Exercise instructions => Copy out each line of the material in which the word "JSON" appears.

Provided information =>
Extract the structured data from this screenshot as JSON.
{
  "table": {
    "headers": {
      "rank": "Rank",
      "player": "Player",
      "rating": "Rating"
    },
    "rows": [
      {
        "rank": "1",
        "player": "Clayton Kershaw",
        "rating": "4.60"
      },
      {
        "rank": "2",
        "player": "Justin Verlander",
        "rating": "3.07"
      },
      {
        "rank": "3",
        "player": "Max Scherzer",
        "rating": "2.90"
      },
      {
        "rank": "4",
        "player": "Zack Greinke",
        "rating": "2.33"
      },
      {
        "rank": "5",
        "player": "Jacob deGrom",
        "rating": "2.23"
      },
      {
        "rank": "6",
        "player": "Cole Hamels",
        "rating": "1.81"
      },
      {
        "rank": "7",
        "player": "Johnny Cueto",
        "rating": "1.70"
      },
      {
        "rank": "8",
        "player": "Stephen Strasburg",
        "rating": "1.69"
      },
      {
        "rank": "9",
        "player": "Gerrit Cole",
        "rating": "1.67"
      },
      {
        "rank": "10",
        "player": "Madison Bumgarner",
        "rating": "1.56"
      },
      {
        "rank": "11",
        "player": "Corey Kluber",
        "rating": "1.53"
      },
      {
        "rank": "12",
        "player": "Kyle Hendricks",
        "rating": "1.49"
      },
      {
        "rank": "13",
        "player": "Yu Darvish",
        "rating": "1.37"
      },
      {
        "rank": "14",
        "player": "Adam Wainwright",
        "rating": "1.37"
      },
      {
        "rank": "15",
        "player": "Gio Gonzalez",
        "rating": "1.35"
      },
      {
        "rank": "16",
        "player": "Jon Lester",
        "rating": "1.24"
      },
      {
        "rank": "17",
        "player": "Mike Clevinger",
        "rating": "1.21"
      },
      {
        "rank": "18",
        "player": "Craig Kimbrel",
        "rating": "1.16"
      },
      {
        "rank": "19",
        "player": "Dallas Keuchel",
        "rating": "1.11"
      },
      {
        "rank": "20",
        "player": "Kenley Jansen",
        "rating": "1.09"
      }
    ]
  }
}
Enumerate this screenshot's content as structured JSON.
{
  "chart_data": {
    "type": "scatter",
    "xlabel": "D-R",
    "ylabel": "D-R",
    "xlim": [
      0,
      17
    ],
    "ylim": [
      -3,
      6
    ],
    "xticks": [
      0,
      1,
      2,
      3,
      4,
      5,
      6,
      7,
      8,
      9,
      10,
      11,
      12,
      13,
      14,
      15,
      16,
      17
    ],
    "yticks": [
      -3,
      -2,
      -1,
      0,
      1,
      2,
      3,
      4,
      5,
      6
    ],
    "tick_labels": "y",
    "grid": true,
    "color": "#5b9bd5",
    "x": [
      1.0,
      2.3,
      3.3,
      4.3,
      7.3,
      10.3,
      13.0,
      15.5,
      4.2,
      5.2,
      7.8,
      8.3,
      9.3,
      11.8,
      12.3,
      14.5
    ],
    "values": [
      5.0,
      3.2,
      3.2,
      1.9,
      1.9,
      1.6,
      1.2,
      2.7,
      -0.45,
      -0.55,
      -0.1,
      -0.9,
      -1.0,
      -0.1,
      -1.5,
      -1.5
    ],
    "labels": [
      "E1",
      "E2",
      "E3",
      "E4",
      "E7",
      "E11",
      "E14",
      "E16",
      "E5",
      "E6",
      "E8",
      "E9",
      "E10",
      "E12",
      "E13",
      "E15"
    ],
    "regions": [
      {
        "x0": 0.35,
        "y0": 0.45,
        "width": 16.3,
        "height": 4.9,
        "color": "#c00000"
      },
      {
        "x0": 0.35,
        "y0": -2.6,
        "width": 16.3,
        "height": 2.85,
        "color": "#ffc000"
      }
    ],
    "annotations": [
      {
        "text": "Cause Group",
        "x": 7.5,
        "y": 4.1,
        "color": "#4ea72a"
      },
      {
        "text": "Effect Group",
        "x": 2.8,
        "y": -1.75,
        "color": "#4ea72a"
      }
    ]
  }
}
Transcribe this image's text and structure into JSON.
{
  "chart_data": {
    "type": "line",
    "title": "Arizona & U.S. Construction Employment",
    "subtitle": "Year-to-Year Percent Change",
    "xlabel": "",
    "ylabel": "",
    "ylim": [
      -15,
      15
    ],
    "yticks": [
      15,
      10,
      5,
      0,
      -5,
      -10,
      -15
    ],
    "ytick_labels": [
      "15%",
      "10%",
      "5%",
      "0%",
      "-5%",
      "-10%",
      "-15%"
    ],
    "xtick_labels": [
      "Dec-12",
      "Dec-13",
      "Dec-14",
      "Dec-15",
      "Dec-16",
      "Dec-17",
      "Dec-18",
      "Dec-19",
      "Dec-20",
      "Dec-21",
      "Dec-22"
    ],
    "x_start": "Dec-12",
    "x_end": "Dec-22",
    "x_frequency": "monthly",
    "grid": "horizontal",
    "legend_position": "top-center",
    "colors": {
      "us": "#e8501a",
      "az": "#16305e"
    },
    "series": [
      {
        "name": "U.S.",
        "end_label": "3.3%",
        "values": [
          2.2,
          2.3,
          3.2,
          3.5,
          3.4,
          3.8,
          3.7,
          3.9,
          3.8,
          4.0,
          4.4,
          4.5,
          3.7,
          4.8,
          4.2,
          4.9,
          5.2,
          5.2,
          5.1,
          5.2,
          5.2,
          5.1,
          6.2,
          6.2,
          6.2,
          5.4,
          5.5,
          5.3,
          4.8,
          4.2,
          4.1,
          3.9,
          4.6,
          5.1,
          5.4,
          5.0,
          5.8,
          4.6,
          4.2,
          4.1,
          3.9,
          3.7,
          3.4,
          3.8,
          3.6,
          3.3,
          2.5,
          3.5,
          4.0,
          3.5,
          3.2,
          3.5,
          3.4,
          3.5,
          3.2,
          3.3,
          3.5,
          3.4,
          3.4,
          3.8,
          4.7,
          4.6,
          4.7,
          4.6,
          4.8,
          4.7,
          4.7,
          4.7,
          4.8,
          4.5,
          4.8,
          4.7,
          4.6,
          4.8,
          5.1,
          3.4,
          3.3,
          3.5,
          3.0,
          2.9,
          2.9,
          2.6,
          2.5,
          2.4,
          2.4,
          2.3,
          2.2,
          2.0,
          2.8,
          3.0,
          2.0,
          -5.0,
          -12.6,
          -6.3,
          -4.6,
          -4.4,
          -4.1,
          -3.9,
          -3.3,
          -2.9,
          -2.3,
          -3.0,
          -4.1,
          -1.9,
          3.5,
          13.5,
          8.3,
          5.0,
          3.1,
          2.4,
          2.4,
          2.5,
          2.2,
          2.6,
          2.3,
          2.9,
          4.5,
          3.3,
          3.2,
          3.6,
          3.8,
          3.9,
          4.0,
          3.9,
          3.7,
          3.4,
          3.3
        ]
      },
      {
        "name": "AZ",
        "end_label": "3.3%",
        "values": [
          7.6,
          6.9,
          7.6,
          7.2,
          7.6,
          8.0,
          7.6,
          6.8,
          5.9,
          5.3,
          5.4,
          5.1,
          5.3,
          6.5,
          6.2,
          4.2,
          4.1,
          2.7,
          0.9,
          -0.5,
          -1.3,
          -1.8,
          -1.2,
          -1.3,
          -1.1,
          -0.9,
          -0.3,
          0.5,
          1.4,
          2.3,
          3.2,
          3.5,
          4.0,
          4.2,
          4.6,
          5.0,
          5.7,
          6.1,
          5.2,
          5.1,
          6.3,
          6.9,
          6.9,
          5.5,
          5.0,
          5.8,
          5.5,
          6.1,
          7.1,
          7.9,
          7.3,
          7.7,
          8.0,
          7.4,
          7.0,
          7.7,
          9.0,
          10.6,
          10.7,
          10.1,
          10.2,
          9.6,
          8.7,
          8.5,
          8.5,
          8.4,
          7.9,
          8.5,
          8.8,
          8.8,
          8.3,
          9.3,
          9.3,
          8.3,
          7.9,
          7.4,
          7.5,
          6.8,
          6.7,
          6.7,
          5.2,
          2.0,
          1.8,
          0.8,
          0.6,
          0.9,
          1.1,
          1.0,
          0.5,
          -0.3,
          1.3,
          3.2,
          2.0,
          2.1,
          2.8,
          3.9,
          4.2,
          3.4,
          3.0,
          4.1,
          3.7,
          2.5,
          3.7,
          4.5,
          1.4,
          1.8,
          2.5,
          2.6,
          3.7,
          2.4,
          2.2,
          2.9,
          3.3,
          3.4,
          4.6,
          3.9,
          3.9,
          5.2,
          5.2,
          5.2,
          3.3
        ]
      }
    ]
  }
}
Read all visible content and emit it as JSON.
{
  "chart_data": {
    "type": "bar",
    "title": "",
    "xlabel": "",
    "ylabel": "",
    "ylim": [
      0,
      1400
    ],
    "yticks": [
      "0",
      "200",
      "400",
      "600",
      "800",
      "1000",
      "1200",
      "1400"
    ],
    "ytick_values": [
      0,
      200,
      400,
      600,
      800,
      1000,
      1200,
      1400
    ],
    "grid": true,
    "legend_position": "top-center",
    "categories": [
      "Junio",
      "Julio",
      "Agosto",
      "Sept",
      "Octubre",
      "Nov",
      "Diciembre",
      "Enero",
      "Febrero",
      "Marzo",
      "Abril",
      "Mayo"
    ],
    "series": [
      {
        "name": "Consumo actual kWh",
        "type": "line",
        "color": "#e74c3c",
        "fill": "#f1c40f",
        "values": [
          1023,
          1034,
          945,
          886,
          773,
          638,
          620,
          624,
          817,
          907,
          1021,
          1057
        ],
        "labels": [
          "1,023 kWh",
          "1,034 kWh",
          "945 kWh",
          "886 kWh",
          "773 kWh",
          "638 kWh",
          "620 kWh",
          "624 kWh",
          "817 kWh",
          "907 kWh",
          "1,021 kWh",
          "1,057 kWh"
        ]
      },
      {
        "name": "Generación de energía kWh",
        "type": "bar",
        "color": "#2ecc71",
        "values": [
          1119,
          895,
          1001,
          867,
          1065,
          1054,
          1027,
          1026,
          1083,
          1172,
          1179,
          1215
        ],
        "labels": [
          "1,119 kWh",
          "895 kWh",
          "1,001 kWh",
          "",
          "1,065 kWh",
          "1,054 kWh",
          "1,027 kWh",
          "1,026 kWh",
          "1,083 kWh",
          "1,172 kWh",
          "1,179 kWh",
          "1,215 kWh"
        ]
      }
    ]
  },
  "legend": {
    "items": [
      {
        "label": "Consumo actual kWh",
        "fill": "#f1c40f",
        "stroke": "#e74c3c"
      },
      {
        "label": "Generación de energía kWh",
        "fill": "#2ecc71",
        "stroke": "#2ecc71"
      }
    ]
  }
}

Answer to the exercise =>
Extract the structured data from this screenshot as JSON.
Enumerate this screenshot's content as structured JSON.
Transcribe this image's text and structure into JSON.
Read all visible content and emit it as JSON.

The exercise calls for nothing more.